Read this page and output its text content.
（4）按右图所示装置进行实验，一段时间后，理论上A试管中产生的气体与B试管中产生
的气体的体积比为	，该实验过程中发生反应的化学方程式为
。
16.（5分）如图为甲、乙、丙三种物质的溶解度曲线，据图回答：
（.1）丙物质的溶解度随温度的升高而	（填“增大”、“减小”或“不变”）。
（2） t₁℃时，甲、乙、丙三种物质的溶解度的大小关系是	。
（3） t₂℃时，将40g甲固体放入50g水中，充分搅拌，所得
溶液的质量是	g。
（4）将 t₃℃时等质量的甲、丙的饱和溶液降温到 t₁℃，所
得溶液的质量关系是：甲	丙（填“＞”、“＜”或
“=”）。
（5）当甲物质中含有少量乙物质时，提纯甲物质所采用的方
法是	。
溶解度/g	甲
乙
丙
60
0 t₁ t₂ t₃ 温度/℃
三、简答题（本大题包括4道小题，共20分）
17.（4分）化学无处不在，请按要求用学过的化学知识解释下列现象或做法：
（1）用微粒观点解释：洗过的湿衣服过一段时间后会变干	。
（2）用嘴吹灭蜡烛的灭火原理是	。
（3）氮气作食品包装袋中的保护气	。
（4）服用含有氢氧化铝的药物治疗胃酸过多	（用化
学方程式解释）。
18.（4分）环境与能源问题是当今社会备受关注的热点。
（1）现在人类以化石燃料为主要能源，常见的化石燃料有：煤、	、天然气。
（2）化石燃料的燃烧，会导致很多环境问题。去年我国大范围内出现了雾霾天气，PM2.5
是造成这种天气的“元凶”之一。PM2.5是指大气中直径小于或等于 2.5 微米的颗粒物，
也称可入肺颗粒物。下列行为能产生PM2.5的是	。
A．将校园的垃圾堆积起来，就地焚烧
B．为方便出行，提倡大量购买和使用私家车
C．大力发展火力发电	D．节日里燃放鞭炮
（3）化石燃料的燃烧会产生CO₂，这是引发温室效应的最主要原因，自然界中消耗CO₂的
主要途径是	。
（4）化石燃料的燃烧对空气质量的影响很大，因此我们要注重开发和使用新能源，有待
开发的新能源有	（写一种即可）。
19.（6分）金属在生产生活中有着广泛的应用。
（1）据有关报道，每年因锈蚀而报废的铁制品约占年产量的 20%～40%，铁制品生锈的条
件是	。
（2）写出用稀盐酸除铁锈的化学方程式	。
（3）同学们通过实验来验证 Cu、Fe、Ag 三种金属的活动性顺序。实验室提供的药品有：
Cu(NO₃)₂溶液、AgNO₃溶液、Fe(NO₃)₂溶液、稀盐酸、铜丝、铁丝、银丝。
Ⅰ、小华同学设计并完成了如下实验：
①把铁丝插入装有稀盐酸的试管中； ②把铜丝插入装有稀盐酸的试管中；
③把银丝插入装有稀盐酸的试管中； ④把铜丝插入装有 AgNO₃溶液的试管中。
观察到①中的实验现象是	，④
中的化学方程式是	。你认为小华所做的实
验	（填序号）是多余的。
--------------------
TASK TO COMPLETE: Can you restate every record above word for word?

FINISHED EXERCISE:
Read this page and output its text content.
（4）按右图所示装置进行实验，一段时间后，理论上A试管中产生的气体与B试管中产生
的气体的体积比为	，该实验过程中发生反应的化学方程式为
。
16.（5分）如图为甲、乙、丙三种物质的溶解度曲线，据图回答：
（.1）丙物质的溶解度随温度的升高而	（填“增大”、“减小”或“不变”）。
（2） t₁℃时，甲、乙、丙三种物质的溶解度的大小关系是	。
（3） t₂℃时，将40g甲固体放入50g水中，充分搅拌，所得
溶液的质量是	g。
（4）将 t₃℃时等质量的甲、丙的饱和溶液降温到 t₁℃，所
得溶液的质量关系是：甲	丙（填“＞”、“＜”或
“=”）。
（5）当甲物质中含有少量乙物质时，提纯甲物质所采用的方
法是	。
溶解度/g	甲
乙
丙
60
0 t₁ t₂ t₃ 温度/℃
三、简答题（本大题包括4道小题，共20分）
17.（4分）化学无处不在，请按要求用学过的化学知识解释下列现象或做法：
（1）用微粒观点解释：洗过的湿衣服过一段时间后会变干	。
（2）用嘴吹灭蜡烛的灭火原理是	。
（3）氮气作食品包装袋中的保护气	。
（4）服用含有氢氧化铝的药物治疗胃酸过多	（用化
学方程式解释）。
18.（4分）环境与能源问题是当今社会备受关注的热点。
（1）现在人类以化石燃料为主要能源，常见的化石燃料有：煤、	、天然气。
（2）化石燃料的燃烧，会导致很多环境问题。去年我国大范围内出现了雾霾天气，PM2.5
是造成这种天气的“元凶”之一。PM2.5是指大气中直径小于或等于 2.5 微米的颗粒物，
也称可入肺颗粒物。下列行为能产生PM2.5的是	。
A．将校园的垃圾堆积起来，就地焚烧
B．为方便出行，提倡大量购买和使用私家车
C．大力发展火力发电	D．节日里燃放鞭炮
（3）化石燃料的燃烧会产生CO₂，这是引发温室效应的最主要原因，自然界中消耗CO₂的
主要途径是	。
（4）化石燃料的燃烧对空气质量的影响很大，因此我们要注重开发和使用新能源，有待
开发的新能源有	（写一种即可）。
19.（6分）金属在生产生活中有着广泛的应用。
（1）据有关报道，每年因锈蚀而报废的铁制品约占年产量的 20%～40%，铁制品生锈的条
件是	。
（2）写出用稀盐酸除铁锈的化学方程式	。
（3）同学们通过实验来验证 Cu、Fe、Ag 三种金属的活动性顺序。实验室提供的药品有：
Cu(NO₃)₂溶液、AgNO₃溶液、Fe(NO₃)₂溶液、稀盐酸、铜丝、铁丝、银丝。
Ⅰ、小华同学设计并完成了如下实验：
①把铁丝插入装有稀盐酸的试管中； ②把铜丝插入装有稀盐酸的试管中；
③把银丝插入装有稀盐酸的试管中； ④把铜丝插入装有 AgNO₃溶液的试管中。
观察到①中的实验现象是	，④
中的化学方程式是	。你认为小华所做的实
验	（填序号）是多余的。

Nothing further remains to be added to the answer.